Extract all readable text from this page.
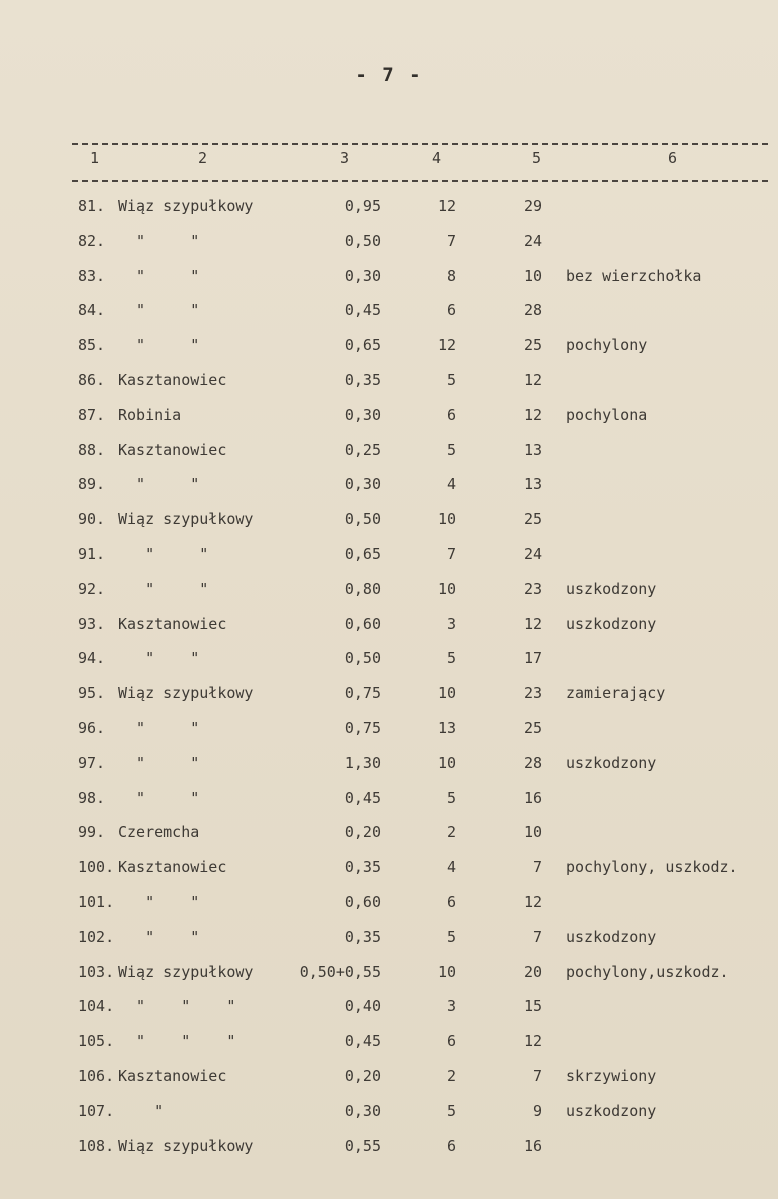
- 7 -
1	2	3	4	5	6
81. Wiąz szypułkowy	0,95	12	29
82. "     "	0,50	7	24
83. "     "	0,30	8	10 bez wierzchołka
84. "     "	0,45	6	28
85. "     "	0,65	12	25 pochylony
86. Kasztanowiec	0,35	5	12
87. Robinia	0,30	6	12 pochylona
88. Kasztanowiec	0,25	5	13
89. "     "	0,30	4	13
90. Wiąz szypułkowy	0,50	10	25
91. "     "	0,65	7	24
92. "     "	0,80	10	23 uszkodzony
93. Kasztanowiec	0,60	3	12 uszkodzony
94. "    "	0,50	5	17
95. Wiąz szypułkowy	0,75	10	23 zamierający
96. "     "	0,75	13	25
97. "     "	1,30	10	28 uszkodzony
98. "     "	0,45	5	16
99. Czeremcha	0,20	2	10
100. Kasztanowiec	0,35	4	7 pochylony, uszkodz.
101. "    "	0,60	6	12
102. "    "	0,35	5	7 uszkodzony
103. Wiąz szypułkowy	0,50+0,55	10	20 pochylony,uszkodz.
104. "    "    "	0,40	3	15
105. "    "    "	0,45	6	12
106. Kasztanowiec	0,20	2	7 skrzywiony
107. "	0,30	5	9 uszkodzony
108. Wiąz szypułkowy	0,55	6	16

▬▬▬▬▬▬

The task: Print all of the records shown above exactly, leaving out each picture.

Complete response:
Extract all readable text from this page.
- 7 -
1	2	3	4	5	6
81. Wiąz szypułkowy	0,95	12	29
82. "     "	0,50	7	24
83. "     "	0,30	8	10 bez wierzchołka
84. "     "	0,45	6	28
85. "     "	0,65	12	25 pochylony
86. Kasztanowiec	0,35	5	12
87. Robinia	0,30	6	12 pochylona
88. Kasztanowiec	0,25	5	13
89. "     "	0,30	4	13
90. Wiąz szypułkowy	0,50	10	25
91. "     "	0,65	7	24
92. "     "	0,80	10	23 uszkodzony
93. Kasztanowiec	0,60	3	12 uszkodzony
94. "    "	0,50	5	17
95. Wiąz szypułkowy	0,75	10	23 zamierający
96. "     "	0,75	13	25
97. "     "	1,30	10	28 uszkodzony
98. "     "	0,45	5	16
99. Czeremcha	0,20	2	10
100. Kasztanowiec	0,35	4	7 pochylony, uszkodz.
101. "    "	0,60	6	12
102. "    "	0,35	5	7 uszkodzony
103. Wiąz szypułkowy	0,50+0,55	10	20 pochylony,uszkodz.
104. "    "    "	0,40	3	15
105. "    "    "	0,45	6	12
106. Kasztanowiec	0,20	2	7 skrzywiony
107. "	0,30	5	9 uszkodzony
108. Wiąz szypułkowy	0,55	6	16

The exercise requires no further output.